**INSTRUCTIONS TO FOLLOW**
Return all of the data exactly, with nothing left out but the pictures.

**ENTRIES**
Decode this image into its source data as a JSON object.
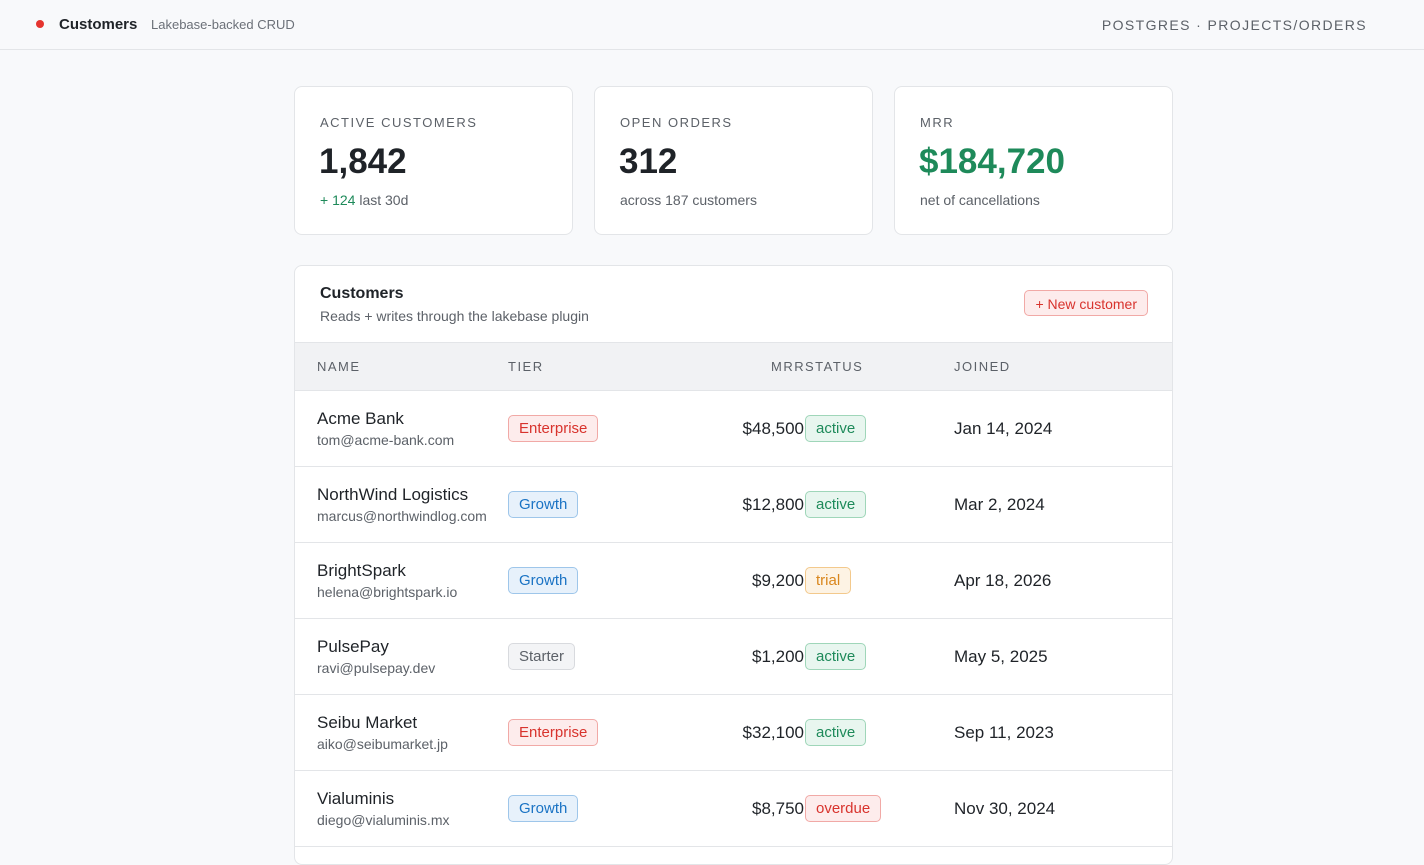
{
  "header": {
    "title": "Customers",
    "subtitle": "Lakebase-backed CRUD",
    "crumb": "POSTGRES · PROJECTS/ORDERS"
  },
  "stats": [
    {
      "label": "ACTIVE CUSTOMERS",
      "value": "1,842",
      "delta": "+ 124",
      "sub": " last 30d"
    },
    {
      "label": "OPEN ORDERS",
      "value": "312",
      "sub": "across 187 customers"
    },
    {
      "label": "MRR",
      "value": "$184,720",
      "sub": "net of cancellations"
    }
  ],
  "panel": {
    "title": "Customers",
    "subtitle": "Reads + writes through the lakebase plugin",
    "new_button": "+ New customer",
    "columns": {
      "name": "NAME",
      "tier": "TIER",
      "mrr": "MRR",
      "status": "STATUS",
      "joined": "JOINED"
    },
    "rows": [
      {
        "name": "Acme Bank",
        "email": "tom@acme-bank.com",
        "tier": "Enterprise",
        "mrr": "$48,500",
        "status": "active",
        "joined": "Jan 14, 2024"
      },
      {
        "name": "NorthWind Logistics",
        "email": "marcus@northwindlog.com",
        "tier": "Growth",
        "mrr": "$12,800",
        "status": "active",
        "joined": "Mar 2, 2024"
      },
      {
        "name": "BrightSpark",
        "email": "helena@brightspark.io",
        "tier": "Growth",
        "mrr": "$9,200",
        "status": "trial",
        "joined": "Apr 18, 2026"
      },
      {
        "name": "PulsePay",
        "email": "ravi@pulsepay.dev",
        "tier": "Starter",
        "mrr": "$1,200",
        "status": "active",
        "joined": "May 5, 2025"
      },
      {
        "name": "Seibu Market",
        "email": "aiko@seibumarket.jp",
        "tier": "Enterprise",
        "mrr": "$32,100",
        "status": "active",
        "joined": "Sep 11, 2023"
      },
      {
        "name": "Vialuminis",
        "email": "diego@vialuminis.mx",
        "tier": "Growth",
        "mrr": "$8,750",
        "status": "overdue",
        "joined": "Nov 30, 2024"
      }
    ]
  }
}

**SOLUTION TO THIS TASK**
Decode this image into its source data as a JSON object.
{
  "header": {
    "title": "Customers",
    "subtitle": "Lakebase-backed CRUD",
    "crumb": "POSTGRES · PROJECTS/ORDERS"
  },
  "stats": [
    {
      "label": "ACTIVE CUSTOMERS",
      "value": "1,842",
      "delta": "+ 124",
      "sub": " last 30d"
    },
    {
      "label": "OPEN ORDERS",
      "value": "312",
      "sub": "across 187 customers"
    },
    {
      "label": "MRR",
      "value": "$184,720",
      "sub": "net of cancellations"
    }
  ],
  "panel": {
    "title": "Customers",
    "subtitle": "Reads + writes through the lakebase plugin",
    "new_button": "+ New customer",
    "columns": {
      "name": "NAME",
      "tier": "TIER",
      "mrr": "MRR",
      "status": "STATUS",
      "joined": "JOINED"
    },
    "rows": [
      {
        "name": "Acme Bank",
        "email": "tom@acme-bank.com",
        "tier": "Enterprise",
        "mrr": "$48,500",
        "status": "active",
        "joined": "Jan 14, 2024"
      },
      {
        "name": "NorthWind Logistics",
        "email": "marcus@northwindlog.com",
        "tier": "Growth",
        "mrr": "$12,800",
        "status": "active",
        "joined": "Mar 2, 2024"
      },
      {
        "name": "BrightSpark",
        "email": "helena@brightspark.io",
        "tier": "Growth",
        "mrr": "$9,200",
        "status": "trial",
        "joined": "Apr 18, 2026"
      },
      {
        "name": "PulsePay",
        "email": "ravi@pulsepay.dev",
        "tier": "Starter",
        "mrr": "$1,200",
        "status": "active",
        "joined": "May 5, 2025"
      },
      {
        "name": "Seibu Market",
        "email": "aiko@seibumarket.jp",
        "tier": "Enterprise",
        "mrr": "$32,100",
        "status": "active",
        "joined": "Sep 11, 2023"
      },
      {
        "name": "Vialuminis",
        "email": "diego@vialuminis.mx",
        "tier": "Growth",
        "mrr": "$8,750",
        "status": "overdue",
        "joined": "Nov 30, 2024"
      }
    ]
  }
}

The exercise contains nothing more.